Problem description => Copy out every line of the data exactly.

Dataset rows =>

○ ○ ○ ○ ○ ○ ○

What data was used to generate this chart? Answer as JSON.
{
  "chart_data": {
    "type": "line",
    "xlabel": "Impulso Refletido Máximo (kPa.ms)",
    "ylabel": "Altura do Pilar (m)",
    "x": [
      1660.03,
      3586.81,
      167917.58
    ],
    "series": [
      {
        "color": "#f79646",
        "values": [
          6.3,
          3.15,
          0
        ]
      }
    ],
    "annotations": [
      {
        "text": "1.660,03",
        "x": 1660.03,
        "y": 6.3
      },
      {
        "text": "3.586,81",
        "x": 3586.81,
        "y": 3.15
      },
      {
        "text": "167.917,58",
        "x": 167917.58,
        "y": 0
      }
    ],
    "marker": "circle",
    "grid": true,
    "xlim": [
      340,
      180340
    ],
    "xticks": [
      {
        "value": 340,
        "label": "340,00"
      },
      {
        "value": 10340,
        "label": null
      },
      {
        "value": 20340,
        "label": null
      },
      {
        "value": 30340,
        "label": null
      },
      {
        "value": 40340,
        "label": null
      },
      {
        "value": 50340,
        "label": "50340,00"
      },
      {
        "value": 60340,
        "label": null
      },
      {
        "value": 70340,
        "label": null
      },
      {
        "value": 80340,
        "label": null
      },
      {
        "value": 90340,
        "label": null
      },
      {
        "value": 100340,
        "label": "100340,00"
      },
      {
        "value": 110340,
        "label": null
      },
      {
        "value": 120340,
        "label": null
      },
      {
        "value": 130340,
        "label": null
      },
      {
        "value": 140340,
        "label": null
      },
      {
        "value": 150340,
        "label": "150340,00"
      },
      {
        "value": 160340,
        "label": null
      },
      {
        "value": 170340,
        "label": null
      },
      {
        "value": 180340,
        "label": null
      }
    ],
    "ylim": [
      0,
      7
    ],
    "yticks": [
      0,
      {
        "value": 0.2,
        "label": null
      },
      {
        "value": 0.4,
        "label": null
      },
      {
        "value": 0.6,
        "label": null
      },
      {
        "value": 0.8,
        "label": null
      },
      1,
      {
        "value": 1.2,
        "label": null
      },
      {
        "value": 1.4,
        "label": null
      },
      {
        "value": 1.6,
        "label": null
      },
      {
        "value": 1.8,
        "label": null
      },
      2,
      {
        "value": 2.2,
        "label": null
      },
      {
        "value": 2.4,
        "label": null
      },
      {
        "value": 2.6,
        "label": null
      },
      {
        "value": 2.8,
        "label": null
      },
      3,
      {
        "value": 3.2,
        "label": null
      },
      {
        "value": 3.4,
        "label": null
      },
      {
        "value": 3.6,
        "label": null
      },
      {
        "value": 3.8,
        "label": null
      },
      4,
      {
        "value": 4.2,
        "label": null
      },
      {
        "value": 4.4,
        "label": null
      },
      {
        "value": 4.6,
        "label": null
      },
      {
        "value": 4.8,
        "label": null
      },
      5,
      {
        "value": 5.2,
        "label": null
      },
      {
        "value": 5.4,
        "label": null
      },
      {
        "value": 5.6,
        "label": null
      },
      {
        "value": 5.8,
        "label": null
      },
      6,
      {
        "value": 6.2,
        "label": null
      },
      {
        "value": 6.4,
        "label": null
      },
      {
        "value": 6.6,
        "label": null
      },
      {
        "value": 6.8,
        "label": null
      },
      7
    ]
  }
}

○ ○ ○ ○ ○ ○ ○

Solved exercise =>
What data was used to generate this chart? Answer as JSON.
{
  "chart_data": {
    "type": "line",
    "xlabel": "Impulso Refletido Máximo (kPa.ms)",
    "ylabel": "Altura do Pilar (m)",
    "x": [
      1660.03,
      3586.81,
      167917.58
    ],
    "series": [
      {
        "color": "#f79646",
        "values": [
          6.3,
          3.15,
          0
        ]
      }
    ],
    "annotations": [
      {
        "text": "1.660,03",
        "x": 1660.03,
        "y": 6.3
      },
      {
        "text": "3.586,81",
        "x": 3586.81,
        "y": 3.15
      },
      {
        "text": "167.917,58",
        "x": 167917.58,
        "y": 0
      }
    ],
    "marker": "circle",
    "grid": true,
    "xlim": [
      340,
      180340
    ],
    "xticks": [
      {
        "value": 340,
        "label": "340,00"
      },
      {
        "value": 10340,
        "label": null
      },
      {
        "value": 20340,
        "label": null
      },
      {
        "value": 30340,
        "label": null
      },
      {
        "value": 40340,
        "label": null
      },
      {
        "value": 50340,
        "label": "50340,00"
      },
      {
        "value": 60340,
        "label": null
      },
      {
        "value": 70340,
        "label": null
      },
      {
        "value": 80340,
        "label": null
      },
      {
        "value": 90340,
        "label": null
      },
      {
        "value": 100340,
        "label": "100340,00"
      },
      {
        "value": 110340,
        "label": null
      },
      {
        "value": 120340,
        "label": null
      },
      {
        "value": 130340,
        "label": null
      },
      {
        "value": 140340,
        "label": null
      },
      {
        "value": 150340,
        "label": "150340,00"
      },
      {
        "value": 160340,
        "label": null
      },
      {
        "value": 170340,
        "label": null
      },
      {
        "value": 180340,
        "label": null
      }
    ],
    "ylim": [
      0,
      7
    ],
    "yticks": [
      0,
      {
        "value": 0.2,
        "label": null
      },
      {
        "value": 0.4,
        "label": null
      },
      {
        "value": 0.6,
        "label": null
      },
      {
        "value": 0.8,
        "label": null
      },
      1,
      {
        "value": 1.2,
        "label": null
      },
      {
        "value": 1.4,
        "label": null
      },
      {
        "value": 1.6,
        "label": null
      },
      {
        "value": 1.8,
        "label": null
      },
      2,
      {
        "value": 2.2,
        "label": null
      },
      {
        "value": 2.4,
        "label": null
      },
      {
        "value": 2.6,
        "label": null
      },
      {
        "value": 2.8,
        "label": null
      },
      3,
      {
        "value": 3.2,
        "label": null
      },
      {
        "value": 3.4,
        "label": null
      },
      {
        "value": 3.6,
        "label": null
      },
      {
        "value": 3.8,
        "label": null
      },
      4,
      {
        "value": 4.2,
        "label": null
      },
      {
        "value": 4.4,
        "label": null
      },
      {
        "value": 4.6,
        "label": null
      },
      {
        "value": 4.8,
        "label": null
      },
      5,
      {
        "value": 5.2,
        "label": null
      },
      {
        "value": 5.4,
        "label": null
      },
      {
        "value": 5.6,
        "label": null
      },
      {
        "value": 5.8,
        "label": null
      },
      6,
      {
        "value": 6.2,
        "label": null
      },
      {
        "value": 6.4,
        "label": null
      },
      {
        "value": 6.6,
        "label": null
      },
      {
        "value": 6.8,
        "label": null
      },
      7
    ]
  }
}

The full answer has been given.